Requirements:
#1 In the article on impulse buying, what share of shoppers buy one to three off-list items when shopping?
#2 Write the next part of the article on impulse buying and mindful consumption, picking up after its final sentence.

**** Extracted text ****

Impulse Buying

As we approach the holiday gifting season, exploring the concept of impulse buying might be helpful. Impulse buying involves unplanned, quick decision-making to immediately acquire a product without regard to thoughtful and deliberate consideration, occurring when exposed to arousing and irresistible stimuli. Online shopping, in particular, is designed to tap into the tendency to purchase goods that we don’t need. For example, 61% of shoppers buy one to three off-list items when shopping.

Often, research on impulse buying is approached in several ways, such as through self-control, self-regulation, and guilt and shame. Yet, there are limits to self-control or self-regulation when faced with strong temptations. Individuals who practice mindfulness have

(a) effective emotion regulation,

(b) enhanced cognitive ability, both in awareness and attention, and

(c) reduced impulse-buying behavior.

Instead of frequent emotional distractions, cognitive ability, and emotion regulation are developed through sustaining attention and awareness skills. These skills help one stay focused on rational goals amid complex environments yet with openness and awareness of multiple alternatives. If individuals are not mindful, they are weak in self-regulation, and marketing stimuli can easily lead them to succumb to the craving to buy, own, and consume products or engage in impulse buying.

Mindful Consumption

Mindful consumption can be effectively cultivated via mindfulness; that is, changes in consumers’ rational decision-making process can be promoted by developing mindfulness. Awareness, a key element of mindfulness, helps lessen automatic buying and unconscious choices. Mindfulness increases the ability to be intentional in awareness and attention at the present moment. Then, it enables him/her to become more ready to accept new ways of perceiving the world. It also elevates decision-making and strengthens cognitive, emotion regulation, and self-regulation.

**** Material supplied ****

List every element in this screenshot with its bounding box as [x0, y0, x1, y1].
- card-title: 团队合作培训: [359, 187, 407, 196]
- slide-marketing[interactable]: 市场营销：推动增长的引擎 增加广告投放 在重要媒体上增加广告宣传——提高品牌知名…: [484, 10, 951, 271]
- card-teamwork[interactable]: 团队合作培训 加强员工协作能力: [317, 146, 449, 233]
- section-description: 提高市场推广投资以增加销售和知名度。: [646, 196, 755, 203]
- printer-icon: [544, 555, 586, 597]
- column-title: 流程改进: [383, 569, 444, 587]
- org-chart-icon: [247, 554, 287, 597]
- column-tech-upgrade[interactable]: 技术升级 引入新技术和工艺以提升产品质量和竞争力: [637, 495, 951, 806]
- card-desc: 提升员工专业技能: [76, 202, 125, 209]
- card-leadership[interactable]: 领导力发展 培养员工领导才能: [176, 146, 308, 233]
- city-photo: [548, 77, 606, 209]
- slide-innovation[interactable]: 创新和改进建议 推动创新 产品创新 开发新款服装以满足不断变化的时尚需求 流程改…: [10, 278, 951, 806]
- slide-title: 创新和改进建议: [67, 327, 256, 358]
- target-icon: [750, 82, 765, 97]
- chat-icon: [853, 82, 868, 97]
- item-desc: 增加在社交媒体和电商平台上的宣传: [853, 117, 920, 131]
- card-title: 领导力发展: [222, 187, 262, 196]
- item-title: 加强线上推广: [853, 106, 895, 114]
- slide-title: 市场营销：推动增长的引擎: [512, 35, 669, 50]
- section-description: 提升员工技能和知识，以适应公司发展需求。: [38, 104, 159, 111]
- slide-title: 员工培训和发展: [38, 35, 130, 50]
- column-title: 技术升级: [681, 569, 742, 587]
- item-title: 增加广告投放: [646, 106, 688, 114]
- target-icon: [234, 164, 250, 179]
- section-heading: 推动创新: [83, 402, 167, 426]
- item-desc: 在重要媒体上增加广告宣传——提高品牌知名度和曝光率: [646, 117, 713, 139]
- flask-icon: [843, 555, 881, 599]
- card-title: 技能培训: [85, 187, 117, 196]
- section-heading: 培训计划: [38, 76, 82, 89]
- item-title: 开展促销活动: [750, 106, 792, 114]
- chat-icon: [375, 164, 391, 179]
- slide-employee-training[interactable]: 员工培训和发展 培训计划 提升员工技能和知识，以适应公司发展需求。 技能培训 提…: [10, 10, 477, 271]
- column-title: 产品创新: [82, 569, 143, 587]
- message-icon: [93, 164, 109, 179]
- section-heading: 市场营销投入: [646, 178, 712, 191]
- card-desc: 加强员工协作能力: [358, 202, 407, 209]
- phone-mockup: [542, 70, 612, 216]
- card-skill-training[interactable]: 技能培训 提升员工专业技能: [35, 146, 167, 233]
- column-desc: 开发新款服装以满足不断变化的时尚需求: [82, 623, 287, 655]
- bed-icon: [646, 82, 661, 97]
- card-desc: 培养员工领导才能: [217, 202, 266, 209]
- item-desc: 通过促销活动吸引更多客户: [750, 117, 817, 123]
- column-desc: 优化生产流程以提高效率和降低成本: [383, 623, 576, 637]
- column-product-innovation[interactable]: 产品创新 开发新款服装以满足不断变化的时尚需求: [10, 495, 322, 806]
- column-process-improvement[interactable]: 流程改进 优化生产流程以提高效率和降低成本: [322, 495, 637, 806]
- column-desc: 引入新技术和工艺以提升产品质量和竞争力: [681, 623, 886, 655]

****

Exercise results:
#1 61% of shoppers.

#2
Mindful Consumption Education for College Students

Consistent mindful training can increase cognitive ability, emotion regulation, and self-regulation. With increased mindfulness, an individual is more likely to decrease impulse buying. The challenge lies in developing an effective mindful consumption program for college students to integrate into a curriculum, with classroom and outside-classroom activities that promote mindfulness. A recent study of college students integrating a mindfulness program into a marketing curriculum showed these benefits:

(a) Enhanced quality of their awareness, which strengthens self-observation skills and critical reflection.

(b) Enabled the students to be aware of trigger cues, such as stimuli that induce consumption behaviors

(c) Developed self-regulation in both daily life and consumption behaviors.

(d) Learning about the mechanism and salience of marketing stimuli through direct experiences in coping with impulse buying

For educators, when designing pedagogy, the researchers in this study recommended that mindfulness be incorporated into courses that focus on behavioral changes, particularly young adult consumers. This is because its mechanism helps enhance the awareness or the efficacy of critical reflection and develop self-regulation, which is vital to constraining familiar habits.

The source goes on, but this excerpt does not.